-- START --
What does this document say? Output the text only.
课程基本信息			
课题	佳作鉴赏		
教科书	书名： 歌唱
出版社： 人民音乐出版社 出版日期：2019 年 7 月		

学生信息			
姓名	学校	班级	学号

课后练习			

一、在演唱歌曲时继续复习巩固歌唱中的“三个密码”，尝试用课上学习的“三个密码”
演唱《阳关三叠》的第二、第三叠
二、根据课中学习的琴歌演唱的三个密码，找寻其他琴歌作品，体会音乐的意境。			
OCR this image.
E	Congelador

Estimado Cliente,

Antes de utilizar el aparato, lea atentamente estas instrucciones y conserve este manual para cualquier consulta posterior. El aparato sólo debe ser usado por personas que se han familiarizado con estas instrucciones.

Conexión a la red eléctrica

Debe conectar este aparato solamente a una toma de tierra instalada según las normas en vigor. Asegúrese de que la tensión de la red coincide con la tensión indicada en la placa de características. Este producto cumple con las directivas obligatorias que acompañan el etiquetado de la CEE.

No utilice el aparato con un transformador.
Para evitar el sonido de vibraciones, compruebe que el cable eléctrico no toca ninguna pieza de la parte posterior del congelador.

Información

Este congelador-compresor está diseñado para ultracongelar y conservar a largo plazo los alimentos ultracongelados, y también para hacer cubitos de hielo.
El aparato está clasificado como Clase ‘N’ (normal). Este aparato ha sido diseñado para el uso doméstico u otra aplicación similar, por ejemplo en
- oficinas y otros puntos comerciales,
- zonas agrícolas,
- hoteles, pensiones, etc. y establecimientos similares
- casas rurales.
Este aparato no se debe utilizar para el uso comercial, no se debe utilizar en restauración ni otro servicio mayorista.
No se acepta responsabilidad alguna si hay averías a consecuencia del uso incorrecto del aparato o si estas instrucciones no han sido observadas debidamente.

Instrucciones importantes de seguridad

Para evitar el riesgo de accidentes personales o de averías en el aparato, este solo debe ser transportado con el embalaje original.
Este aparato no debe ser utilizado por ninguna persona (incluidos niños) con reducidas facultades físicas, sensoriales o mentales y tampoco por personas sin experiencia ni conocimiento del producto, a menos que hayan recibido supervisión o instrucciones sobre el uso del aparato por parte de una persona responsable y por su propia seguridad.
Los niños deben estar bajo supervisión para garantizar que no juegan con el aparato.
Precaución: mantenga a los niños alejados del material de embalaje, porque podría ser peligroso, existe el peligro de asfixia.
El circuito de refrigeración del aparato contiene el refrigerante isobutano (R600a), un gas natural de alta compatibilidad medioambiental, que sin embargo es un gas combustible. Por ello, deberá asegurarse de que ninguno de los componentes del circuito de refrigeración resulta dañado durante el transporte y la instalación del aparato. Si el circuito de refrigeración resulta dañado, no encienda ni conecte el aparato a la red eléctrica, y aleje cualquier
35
-- END --
» **STATED GOAL**: Each line of the listing above should be output exactly.

» **THE COMPLETED TASK**:
What does this document say? Output the text only.
课程基本信息			
课题	佳作鉴赏		
教科书	书名： 歌唱
出版社： 人民音乐出版社 出版日期：2019 年 7 月		

学生信息			
姓名	学校	班级	学号

课后练习			

一、在演唱歌曲时继续复习巩固歌唱中的“三个密码”，尝试用课上学习的“三个密码”
演唱《阳关三叠》的第二、第三叠
二、根据课中学习的琴歌演唱的三个密码，找寻其他琴歌作品，体会音乐的意境。			
OCR this image.
E	Congelador

Estimado Cliente,

Antes de utilizar el aparato, lea atentamente estas instrucciones y conserve este manual para cualquier consulta posterior. El aparato sólo debe ser usado por personas que se han familiarizado con estas instrucciones.

Conexión a la red eléctrica

Debe conectar este aparato solamente a una toma de tierra instalada según las normas en vigor. Asegúrese de que la tensión de la red coincide con la tensión indicada en la placa de características. Este producto cumple con las directivas obligatorias que acompañan el etiquetado de la CEE.

No utilice el aparato con un transformador.
Para evitar el sonido de vibraciones, compruebe que el cable eléctrico no toca ninguna pieza de la parte posterior del congelador.

Información

Este congelador-compresor está diseñado para ultracongelar y conservar a largo plazo los alimentos ultracongelados, y también para hacer cubitos de hielo.
El aparato está clasificado como Clase ‘N’ (normal). Este aparato ha sido diseñado para el uso doméstico u otra aplicación similar, por ejemplo en
- oficinas y otros puntos comerciales,
- zonas agrícolas,
- hoteles, pensiones, etc. y establecimientos similares
- casas rurales.
Este aparato no se debe utilizar para el uso comercial, no se debe utilizar en restauración ni otro servicio mayorista.
No se acepta responsabilidad alguna si hay averías a consecuencia del uso incorrecto del aparato o si estas instrucciones no han sido observadas debidamente.

Instrucciones importantes de seguridad

Para evitar el riesgo de accidentes personales o de averías en el aparato, este solo debe ser transportado con el embalaje original.
Este aparato no debe ser utilizado por ninguna persona (incluidos niños) con reducidas facultades físicas, sensoriales o mentales y tampoco por personas sin experiencia ni conocimiento del producto, a menos que hayan recibido supervisión o instrucciones sobre el uso del aparato por parte de una persona responsable y por su propia seguridad.
Los niños deben estar bajo supervisión para garantizar que no juegan con el aparato.
Precaución: mantenga a los niños alejados del material de embalaje, porque podría ser peligroso, existe el peligro de asfixia.
El circuito de refrigeración del aparato contiene el refrigerante isobutano (R600a), un gas natural de alta compatibilidad medioambiental, que sin embargo es un gas combustible. Por ello, deberá asegurarse de que ninguno de los componentes del circuito de refrigeración resulta dañado durante el transporte y la instalación del aparato. Si el circuito de refrigeración resulta dañado, no encienda ni conecte el aparato a la red eléctrica, y aleje cualquier
35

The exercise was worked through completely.